— Begin —

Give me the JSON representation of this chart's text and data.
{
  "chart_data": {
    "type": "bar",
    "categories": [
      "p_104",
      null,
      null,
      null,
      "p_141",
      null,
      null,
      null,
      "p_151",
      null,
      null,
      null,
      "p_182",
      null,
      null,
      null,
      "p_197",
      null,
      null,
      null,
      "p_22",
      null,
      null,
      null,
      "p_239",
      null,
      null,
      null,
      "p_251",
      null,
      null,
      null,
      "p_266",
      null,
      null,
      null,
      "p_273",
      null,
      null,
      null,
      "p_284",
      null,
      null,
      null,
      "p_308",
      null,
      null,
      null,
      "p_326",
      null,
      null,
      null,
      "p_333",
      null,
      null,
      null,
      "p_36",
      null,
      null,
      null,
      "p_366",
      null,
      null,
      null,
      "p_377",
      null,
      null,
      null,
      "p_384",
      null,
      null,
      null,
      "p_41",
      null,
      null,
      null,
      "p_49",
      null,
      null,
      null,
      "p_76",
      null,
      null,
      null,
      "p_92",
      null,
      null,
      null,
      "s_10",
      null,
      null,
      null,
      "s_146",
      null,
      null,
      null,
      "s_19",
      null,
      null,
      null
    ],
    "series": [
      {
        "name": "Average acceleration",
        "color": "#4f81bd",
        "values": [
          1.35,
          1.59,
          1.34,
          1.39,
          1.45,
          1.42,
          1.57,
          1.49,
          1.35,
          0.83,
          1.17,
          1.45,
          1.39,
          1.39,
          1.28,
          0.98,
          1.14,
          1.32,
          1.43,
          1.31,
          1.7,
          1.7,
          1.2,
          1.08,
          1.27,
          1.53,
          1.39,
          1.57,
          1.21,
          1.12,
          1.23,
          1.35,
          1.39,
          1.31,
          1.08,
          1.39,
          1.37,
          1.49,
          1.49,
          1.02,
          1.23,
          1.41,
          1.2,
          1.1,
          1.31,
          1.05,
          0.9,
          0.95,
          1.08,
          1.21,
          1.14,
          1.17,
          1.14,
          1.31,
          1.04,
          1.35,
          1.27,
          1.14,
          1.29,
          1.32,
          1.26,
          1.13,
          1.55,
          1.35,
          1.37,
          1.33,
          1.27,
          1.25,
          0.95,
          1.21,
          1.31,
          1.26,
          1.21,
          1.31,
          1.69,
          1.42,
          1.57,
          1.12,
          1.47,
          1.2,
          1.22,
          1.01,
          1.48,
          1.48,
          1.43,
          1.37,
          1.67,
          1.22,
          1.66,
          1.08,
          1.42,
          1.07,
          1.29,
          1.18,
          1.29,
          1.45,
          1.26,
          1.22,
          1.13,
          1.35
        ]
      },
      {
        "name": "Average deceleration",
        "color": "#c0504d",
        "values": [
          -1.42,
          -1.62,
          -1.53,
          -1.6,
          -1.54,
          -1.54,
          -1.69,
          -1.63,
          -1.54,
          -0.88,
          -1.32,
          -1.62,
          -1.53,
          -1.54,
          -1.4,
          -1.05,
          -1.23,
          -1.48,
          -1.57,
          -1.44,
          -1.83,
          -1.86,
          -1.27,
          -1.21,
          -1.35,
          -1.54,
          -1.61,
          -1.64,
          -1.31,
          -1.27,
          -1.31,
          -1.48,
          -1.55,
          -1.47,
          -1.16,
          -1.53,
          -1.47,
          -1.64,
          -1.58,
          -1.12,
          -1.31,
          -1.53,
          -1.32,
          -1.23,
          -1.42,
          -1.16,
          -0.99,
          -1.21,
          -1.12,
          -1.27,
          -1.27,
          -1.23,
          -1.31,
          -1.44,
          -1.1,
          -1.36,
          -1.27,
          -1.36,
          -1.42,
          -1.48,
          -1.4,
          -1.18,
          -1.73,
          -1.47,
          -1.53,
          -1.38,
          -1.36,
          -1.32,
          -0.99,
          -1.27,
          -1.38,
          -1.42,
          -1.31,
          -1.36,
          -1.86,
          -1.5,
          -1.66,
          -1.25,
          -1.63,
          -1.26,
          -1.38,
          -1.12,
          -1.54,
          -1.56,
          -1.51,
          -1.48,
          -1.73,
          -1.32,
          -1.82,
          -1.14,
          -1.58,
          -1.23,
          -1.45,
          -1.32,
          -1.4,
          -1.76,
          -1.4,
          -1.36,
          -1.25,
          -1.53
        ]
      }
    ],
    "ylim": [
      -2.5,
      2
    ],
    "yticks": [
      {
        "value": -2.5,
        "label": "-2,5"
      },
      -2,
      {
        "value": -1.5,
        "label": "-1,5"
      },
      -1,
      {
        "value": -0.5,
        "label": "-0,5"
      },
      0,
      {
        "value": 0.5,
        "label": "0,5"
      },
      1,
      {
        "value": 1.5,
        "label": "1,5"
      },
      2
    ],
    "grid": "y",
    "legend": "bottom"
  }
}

— End —

Aim => Restate the listing above word for word.

Result of the exercise =>
Give me the JSON representation of this chart's text and data.
{
  "chart_data": {
    "type": "bar",
    "categories": [
      "p_104",
      null,
      null,
      null,
      "p_141",
      null,
      null,
      null,
      "p_151",
      null,
      null,
      null,
      "p_182",
      null,
      null,
      null,
      "p_197",
      null,
      null,
      null,
      "p_22",
      null,
      null,
      null,
      "p_239",
      null,
      null,
      null,
      "p_251",
      null,
      null,
      null,
      "p_266",
      null,
      null,
      null,
      "p_273",
      null,
      null,
      null,
      "p_284",
      null,
      null,
      null,
      "p_308",
      null,
      null,
      null,
      "p_326",
      null,
      null,
      null,
      "p_333",
      null,
      null,
      null,
      "p_36",
      null,
      null,
      null,
      "p_366",
      null,
      null,
      null,
      "p_377",
      null,
      null,
      null,
      "p_384",
      null,
      null,
      null,
      "p_41",
      null,
      null,
      null,
      "p_49",
      null,
      null,
      null,
      "p_76",
      null,
      null,
      null,
      "p_92",
      null,
      null,
      null,
      "s_10",
      null,
      null,
      null,
      "s_146",
      null,
      null,
      null,
      "s_19",
      null,
      null,
      null
    ],
    "series": [
      {
        "name": "Average acceleration",
        "color": "#4f81bd",
        "values": [
          1.35,
          1.59,
          1.34,
          1.39,
          1.45,
          1.42,
          1.57,
          1.49,
          1.35,
          0.83,
          1.17,
          1.45,
          1.39,
          1.39,
          1.28,
          0.98,
          1.14,
          1.32,
          1.43,
          1.31,
          1.7,
          1.7,
          1.2,
          1.08,
          1.27,
          1.53,
          1.39,
          1.57,
          1.21,
          1.12,
          1.23,
          1.35,
          1.39,
          1.31,
          1.08,
          1.39,
          1.37,
          1.49,
          1.49,
          1.02,
          1.23,
          1.41,
          1.2,
          1.1,
          1.31,
          1.05,
          0.9,
          0.95,
          1.08,
          1.21,
          1.14,
          1.17,
          1.14,
          1.31,
          1.04,
          1.35,
          1.27,
          1.14,
          1.29,
          1.32,
          1.26,
          1.13,
          1.55,
          1.35,
          1.37,
          1.33,
          1.27,
          1.25,
          0.95,
          1.21,
          1.31,
          1.26,
          1.21,
          1.31,
          1.69,
          1.42,
          1.57,
          1.12,
          1.47,
          1.2,
          1.22,
          1.01,
          1.48,
          1.48,
          1.43,
          1.37,
          1.67,
          1.22,
          1.66,
          1.08,
          1.42,
          1.07,
          1.29,
          1.18,
          1.29,
          1.45,
          1.26,
          1.22,
          1.13,
          1.35
        ]
      },
      {
        "name": "Average deceleration",
        "color": "#c0504d",
        "values": [
          -1.42,
          -1.62,
          -1.53,
          -1.6,
          -1.54,
          -1.54,
          -1.69,
          -1.63,
          -1.54,
          -0.88,
          -1.32,
          -1.62,
          -1.53,
          -1.54,
          -1.4,
          -1.05,
          -1.23,
          -1.48,
          -1.57,
          -1.44,
          -1.83,
          -1.86,
          -1.27,
          -1.21,
          -1.35,
          -1.54,
          -1.61,
          -1.64,
          -1.31,
          -1.27,
          -1.31,
          -1.48,
          -1.55,
          -1.47,
          -1.16,
          -1.53,
          -1.47,
          -1.64,
          -1.58,
          -1.12,
          -1.31,
          -1.53,
          -1.32,
          -1.23,
          -1.42,
          -1.16,
          -0.99,
          -1.21,
          -1.12,
          -1.27,
          -1.27,
          -1.23,
          -1.31,
          -1.44,
          -1.1,
          -1.36,
          -1.27,
          -1.36,
          -1.42,
          -1.48,
          -1.4,
          -1.18,
          -1.73,
          -1.47,
          -1.53,
          -1.38,
          -1.36,
          -1.32,
          -0.99,
          -1.27,
          -1.38,
          -1.42,
          -1.31,
          -1.36,
          -1.86,
          -1.5,
          -1.66,
          -1.25,
          -1.63,
          -1.26,
          -1.38,
          -1.12,
          -1.54,
          -1.56,
          -1.51,
          -1.48,
          -1.73,
          -1.32,
          -1.82,
          -1.14,
          -1.58,
          -1.23,
          -1.45,
          -1.32,
          -1.4,
          -1.76,
          -1.4,
          -1.36,
          -1.25,
          -1.53
        ]
      }
    ],
    "ylim": [
      -2.5,
      2
    ],
    "yticks": [
      {
        "value": -2.5,
        "label": "-2,5"
      },
      -2,
      {
        "value": -1.5,
        "label": "-1,5"
      },
      -1,
      {
        "value": -0.5,
        "label": "-0,5"
      },
      0,
      {
        "value": 0.5,
        "label": "0,5"
      },
      1,
      {
        "value": 1.5,
        "label": "1,5"
      },
      2
    ],
    "grid": "y",
    "legend": "bottom"
  }
}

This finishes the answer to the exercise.